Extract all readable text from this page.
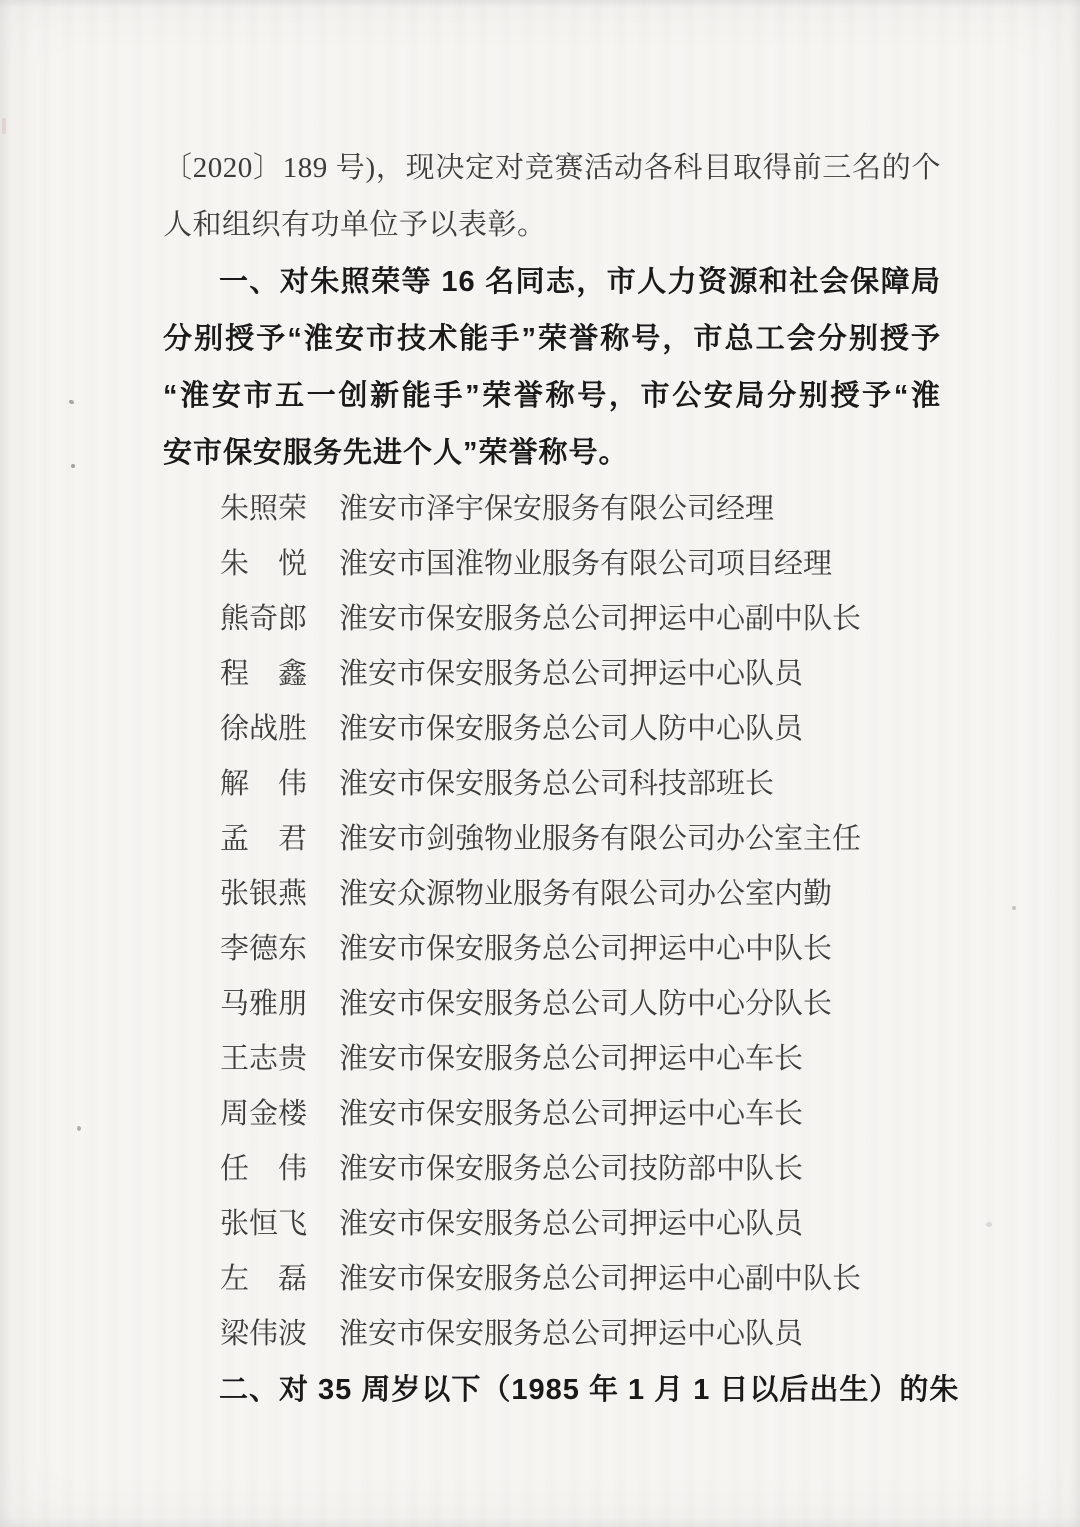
〔2020〕189 号)，现决定对竞赛活动各科目取得前三名的个

人和组织有功单位予以表彰。

一、对朱照荣等 16 名同志，市人力资源和社会保障局

分别授予“淮安市技术能手”荣誉称号，市总工会分别授予

“淮安市五一创新能手”荣誉称号，市公安局分别授予“淮

安市保安服务先进个人”荣誉称号。

朱照荣 淮安市泽宇保安服务有限公司经理
朱　悦 淮安市国淮物业服务有限公司项目经理
熊奇郎 淮安市保安服务总公司押运中心副中队长
程　鑫 淮安市保安服务总公司押运中心队员
徐战胜 淮安市保安服务总公司人防中心队员
解　伟 淮安市保安服务总公司科技部班长
孟　君 淮安市剑強物业服务有限公司办公室主任
张银燕 淮安众源物业服务有限公司办公室内勤
李德东 淮安市保安服务总公司押运中心中队长
马雅朋 淮安市保安服务总公司人防中心分队长
王志贵 淮安市保安服务总公司押运中心车长
周金楼 淮安市保安服务总公司押运中心车长
任　伟 淮安市保安服务总公司技防部中队长
张恒飞 淮安市保安服务总公司押运中心队员
左　磊 淮安市保安服务总公司押运中心副中队长
梁伟波 淮安市保安服务总公司押运中心队员

二、对 35 周岁以下（1985 年 1 月 1 日以后出生）的朱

▶ [DIRECTIVE] Omit every picture while copying the listing above exactly.

▶ [TASK SOLUTION]
Extract all readable text from this page.
〔2020〕189 号)，现决定对竞赛活动各科目取得前三名的个

人和组织有功单位予以表彰。

一、对朱照荣等 16 名同志，市人力资源和社会保障局

分别授予“淮安市技术能手”荣誉称号，市总工会分别授予

“淮安市五一创新能手”荣誉称号，市公安局分别授予“淮

安市保安服务先进个人”荣誉称号。

朱照荣 淮安市泽宇保安服务有限公司经理
朱　悦 淮安市国淮物业服务有限公司项目经理
熊奇郎 淮安市保安服务总公司押运中心副中队长
程　鑫 淮安市保安服务总公司押运中心队员
徐战胜 淮安市保安服务总公司人防中心队员
解　伟 淮安市保安服务总公司科技部班长
孟　君 淮安市剑強物业服务有限公司办公室主任
张银燕 淮安众源物业服务有限公司办公室内勤
李德东 淮安市保安服务总公司押运中心中队长
马雅朋 淮安市保安服务总公司人防中心分队长
王志贵 淮安市保安服务总公司押运中心车长
周金楼 淮安市保安服务总公司押运中心车长
任　伟 淮安市保安服务总公司技防部中队长
张恒飞 淮安市保安服务总公司押运中心队员
左　磊 淮安市保安服务总公司押运中心副中队长
梁伟波 淮安市保安服务总公司押运中心队员

二、对 35 周岁以下（1985 年 1 月 1 日以后出生）的朱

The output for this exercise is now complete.